▶ Records to process:

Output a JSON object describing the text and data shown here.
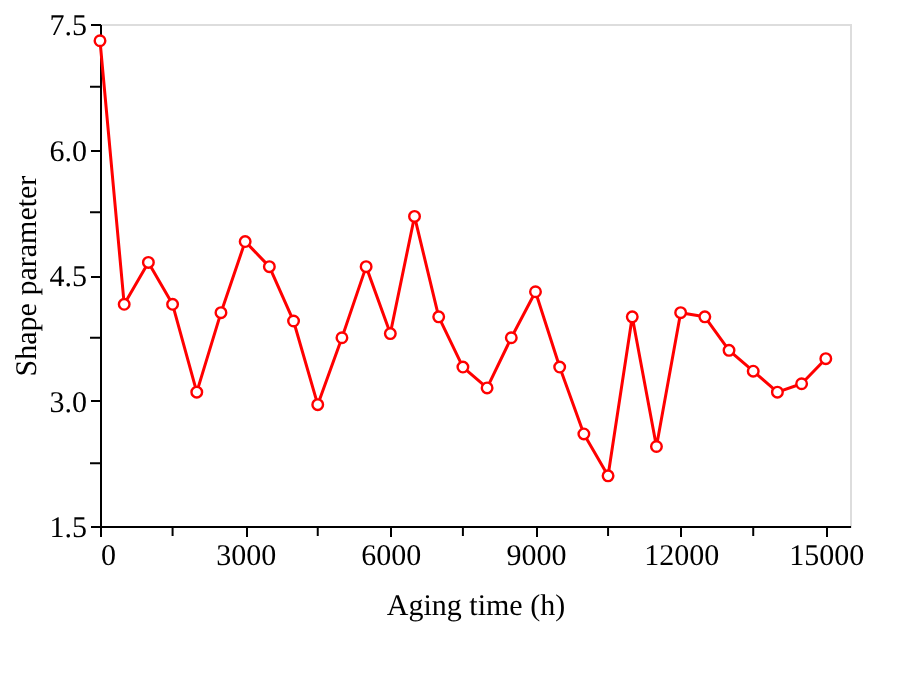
{
  "chart_data": {
    "type": "line",
    "xlabel": "Aging time (h)",
    "ylabel": "Shape parameter",
    "x": [
      0,
      500,
      1000,
      1500,
      2000,
      2500,
      3000,
      3500,
      4000,
      4500,
      5000,
      5500,
      6000,
      6500,
      7000,
      7500,
      8000,
      8500,
      9000,
      9500,
      10000,
      10500,
      11000,
      11500,
      12000,
      12500,
      13000,
      13500,
      14000,
      14500,
      15000
    ],
    "series": [
      {
        "color": "#ff0000",
        "values": [
          7.3,
          4.15,
          4.65,
          4.15,
          3.1,
          4.05,
          4.9,
          4.6,
          3.95,
          2.95,
          3.75,
          4.6,
          3.8,
          5.2,
          4.0,
          3.4,
          3.15,
          3.75,
          4.3,
          3.4,
          2.6,
          2.1,
          4.0,
          2.45,
          4.05,
          4.0,
          3.6,
          3.35,
          3.1,
          3.2,
          3.5
        ]
      }
    ],
    "xlim": [
      0,
      15500
    ],
    "ylim": [
      1.5,
      7.5
    ],
    "xticks": [
      0,
      {
        "value": 1500,
        "label": null
      },
      3000,
      {
        "value": 4500,
        "label": null
      },
      6000,
      {
        "value": 7500,
        "label": null
      },
      9000,
      {
        "value": 10500,
        "label": null
      },
      12000,
      {
        "value": 13500,
        "label": null
      },
      15000
    ],
    "yticks": [
      {
        "value": 1.5,
        "label": "1.5"
      },
      {
        "value": 2.25,
        "label": null
      },
      {
        "value": 3.0,
        "label": "3.0"
      },
      {
        "value": 3.75,
        "label": null
      },
      {
        "value": 4.5,
        "label": "4.5"
      },
      {
        "value": 5.25,
        "label": null
      },
      {
        "value": 6.0,
        "label": "6.0"
      },
      {
        "value": 6.75,
        "label": null
      },
      {
        "value": 7.5,
        "label": "7.5"
      }
    ],
    "marker": "circle",
    "line_style": "solid",
    "grid": false,
    "legend": false
  }
}
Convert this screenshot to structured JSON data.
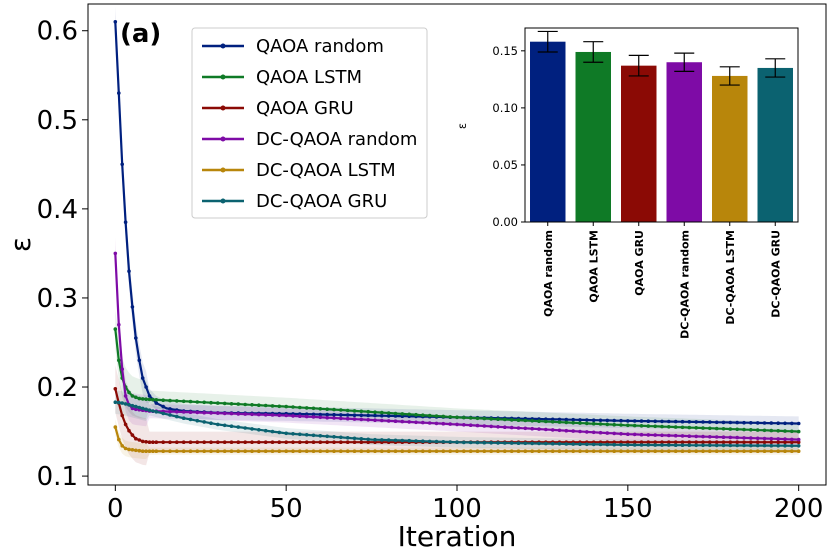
{
  "chart_data": [
    {
      "type": "line",
      "panel_label": "(a)",
      "xlabel": "Iteration",
      "ylabel": "ε",
      "xlim": [
        -8,
        208
      ],
      "ylim": [
        0.09,
        0.63
      ],
      "xticks": [
        0,
        50,
        100,
        150,
        200
      ],
      "xtick_labels": [
        "0",
        "50",
        "100",
        "150",
        "200"
      ],
      "yticks": [
        0.1,
        0.2,
        0.3,
        0.4,
        0.5,
        0.6
      ],
      "ytick_labels": [
        "0.1",
        "0.2",
        "0.3",
        "0.4",
        "0.5",
        "0.6"
      ],
      "legend_position": "upper-center",
      "series": [
        {
          "name": "QAOA random",
          "label": "QAOA random",
          "color": "#00207f",
          "x": [
            0,
            1,
            2,
            3,
            4,
            5,
            6,
            7,
            8,
            10,
            12,
            15,
            20,
            30,
            50,
            100,
            150,
            200
          ],
          "y": [
            0.61,
            0.53,
            0.45,
            0.385,
            0.33,
            0.29,
            0.255,
            0.23,
            0.21,
            0.19,
            0.182,
            0.176,
            0.173,
            0.171,
            0.17,
            0.166,
            0.162,
            0.159
          ],
          "band": 0.008
        },
        {
          "name": "QAOA LSTM",
          "label": "QAOA LSTM",
          "color": "#0f7a26",
          "x": [
            0,
            1,
            2,
            3,
            4,
            5,
            7,
            10,
            15,
            20,
            30,
            50,
            100,
            150,
            200
          ],
          "y": [
            0.265,
            0.23,
            0.21,
            0.2,
            0.194,
            0.19,
            0.187,
            0.186,
            0.185,
            0.184,
            0.182,
            0.178,
            0.166,
            0.157,
            0.15
          ],
          "band": 0.01
        },
        {
          "name": "QAOA GRU",
          "label": "QAOA GRU",
          "color": "#8b0a05",
          "x": [
            0,
            1,
            2,
            3,
            4,
            5,
            6,
            8,
            10,
            15,
            200
          ],
          "y": [
            0.198,
            0.182,
            0.168,
            0.158,
            0.151,
            0.146,
            0.142,
            0.139,
            0.138,
            0.138,
            0.138
          ],
          "band": 0.012
        },
        {
          "name": "DC-QAOA random",
          "label": "DC-QAOA random",
          "color": "#7e0ba6",
          "x": [
            0,
            1,
            2,
            3,
            4,
            5,
            6,
            8,
            10,
            20,
            50,
            100,
            150,
            200
          ],
          "y": [
            0.35,
            0.27,
            0.22,
            0.19,
            0.18,
            0.176,
            0.175,
            0.174,
            0.173,
            0.172,
            0.168,
            0.158,
            0.147,
            0.141
          ],
          "band": 0.008
        },
        {
          "name": "DC-QAOA LSTM",
          "label": "DC-QAOA LSTM",
          "color": "#b8860b",
          "x": [
            0,
            1,
            2,
            3,
            4,
            6,
            8,
            10,
            200
          ],
          "y": [
            0.155,
            0.141,
            0.134,
            0.131,
            0.13,
            0.129,
            0.128,
            0.128,
            0.128
          ],
          "band": 0.004
        },
        {
          "name": "DC-QAOA GRU",
          "label": "DC-QAOA GRU",
          "color": "#0b6270",
          "x": [
            0,
            2,
            4,
            6,
            8,
            10,
            20,
            30,
            50,
            75,
            100,
            150,
            200
          ],
          "y": [
            0.183,
            0.182,
            0.18,
            0.178,
            0.176,
            0.174,
            0.165,
            0.158,
            0.148,
            0.141,
            0.138,
            0.135,
            0.134
          ],
          "band": 0.006
        }
      ]
    },
    {
      "type": "bar",
      "ylabel": "ε",
      "ylim": [
        0,
        0.17
      ],
      "yticks": [
        0.0,
        0.05,
        0.1,
        0.15
      ],
      "ytick_labels": [
        "0.00",
        "0.05",
        "0.10",
        "0.15"
      ],
      "categories": [
        "QAOA random",
        "QAOA LSTM",
        "QAOA GRU",
        "DC-QAOA random",
        "DC-QAOA LSTM",
        "DC-QAOA GRU"
      ],
      "values": [
        0.158,
        0.149,
        0.137,
        0.14,
        0.128,
        0.135
      ],
      "errors": [
        0.009,
        0.009,
        0.009,
        0.008,
        0.008,
        0.008
      ],
      "colors": [
        "#00207f",
        "#0f7a26",
        "#8b0a05",
        "#7e0ba6",
        "#b8860b",
        "#0b6270"
      ]
    }
  ]
}
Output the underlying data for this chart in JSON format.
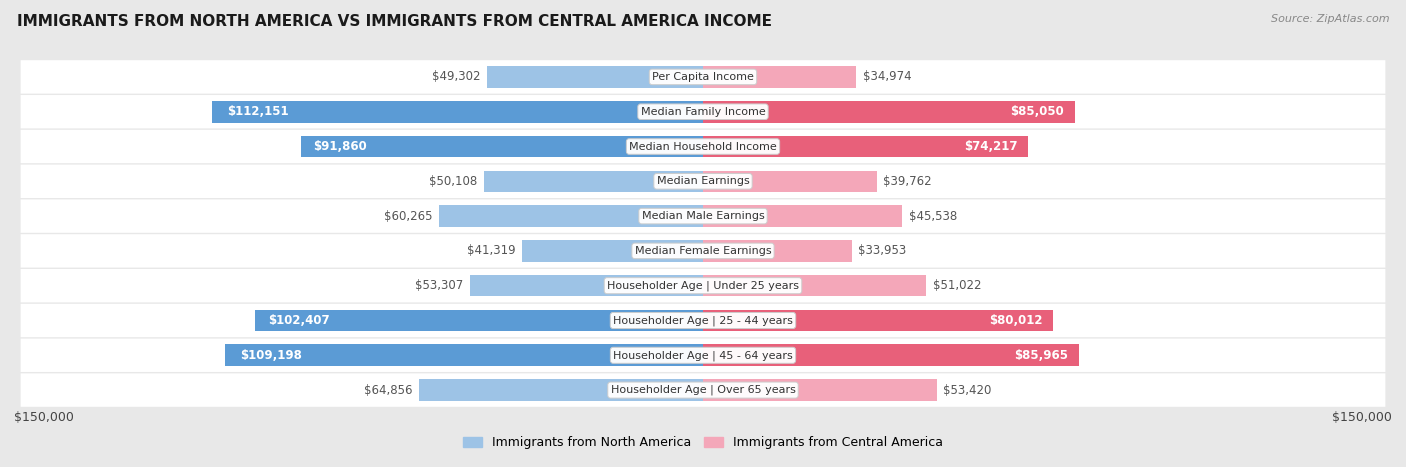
{
  "title": "IMMIGRANTS FROM NORTH AMERICA VS IMMIGRANTS FROM CENTRAL AMERICA INCOME",
  "source": "Source: ZipAtlas.com",
  "categories": [
    "Per Capita Income",
    "Median Family Income",
    "Median Household Income",
    "Median Earnings",
    "Median Male Earnings",
    "Median Female Earnings",
    "Householder Age | Under 25 years",
    "Householder Age | 25 - 44 years",
    "Householder Age | 45 - 64 years",
    "Householder Age | Over 65 years"
  ],
  "north_america_values": [
    49302,
    112151,
    91860,
    50108,
    60265,
    41319,
    53307,
    102407,
    109198,
    64856
  ],
  "central_america_values": [
    34974,
    85050,
    74217,
    39762,
    45538,
    33953,
    51022,
    80012,
    85965,
    53420
  ],
  "north_america_labels": [
    "$49,302",
    "$112,151",
    "$91,860",
    "$50,108",
    "$60,265",
    "$41,319",
    "$53,307",
    "$102,407",
    "$109,198",
    "$64,856"
  ],
  "central_america_labels": [
    "$34,974",
    "$85,050",
    "$74,217",
    "$39,762",
    "$45,538",
    "$33,953",
    "$51,022",
    "$80,012",
    "$85,965",
    "$53,420"
  ],
  "north_america_color_high": "#5b9bd5",
  "north_america_color_low": "#9dc3e6",
  "central_america_color_high": "#e8607a",
  "central_america_color_low": "#f4a7b9",
  "inside_label_threshold": 70000,
  "max_value": 150000,
  "bg_color": "#e8e8e8",
  "row_bg_color": "#ffffff",
  "bar_height": 0.62,
  "legend_label_north": "Immigrants from North America",
  "legend_label_central": "Immigrants from Central America",
  "xlabel_left": "$150,000",
  "xlabel_right": "$150,000",
  "title_fontsize": 11,
  "label_fontsize": 8.5,
  "cat_fontsize": 8.0
}
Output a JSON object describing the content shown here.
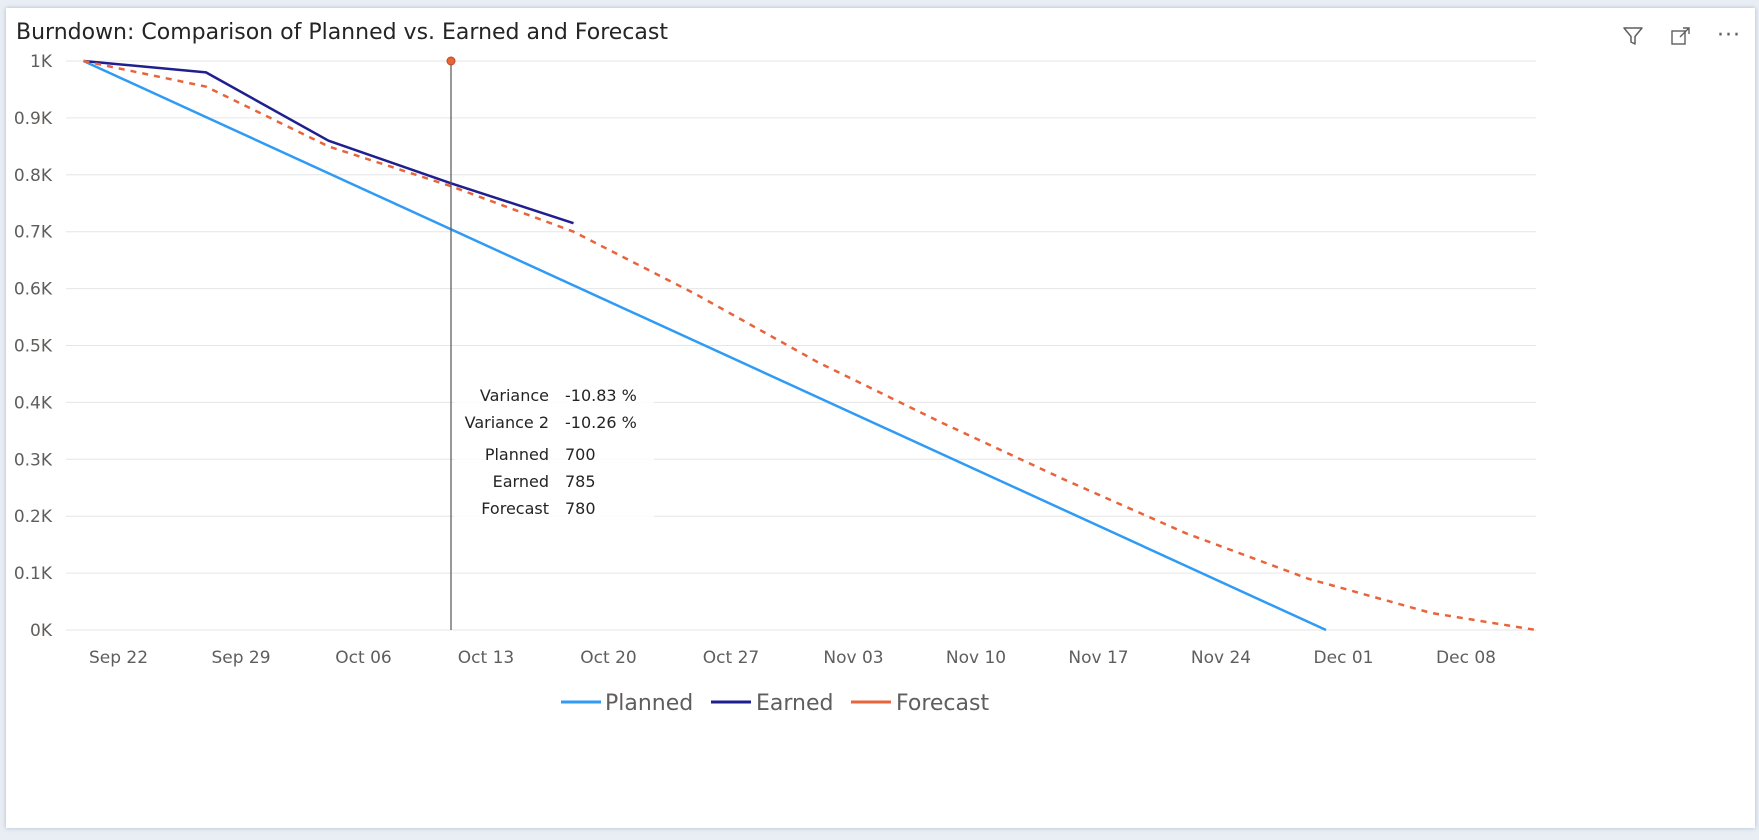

▶ Aim: Copy out each line of the entries that holds "shown".

▶ Exercise response:
Output a JSON object describing the text and data shown here.
Output a JSON object describing the content shown here.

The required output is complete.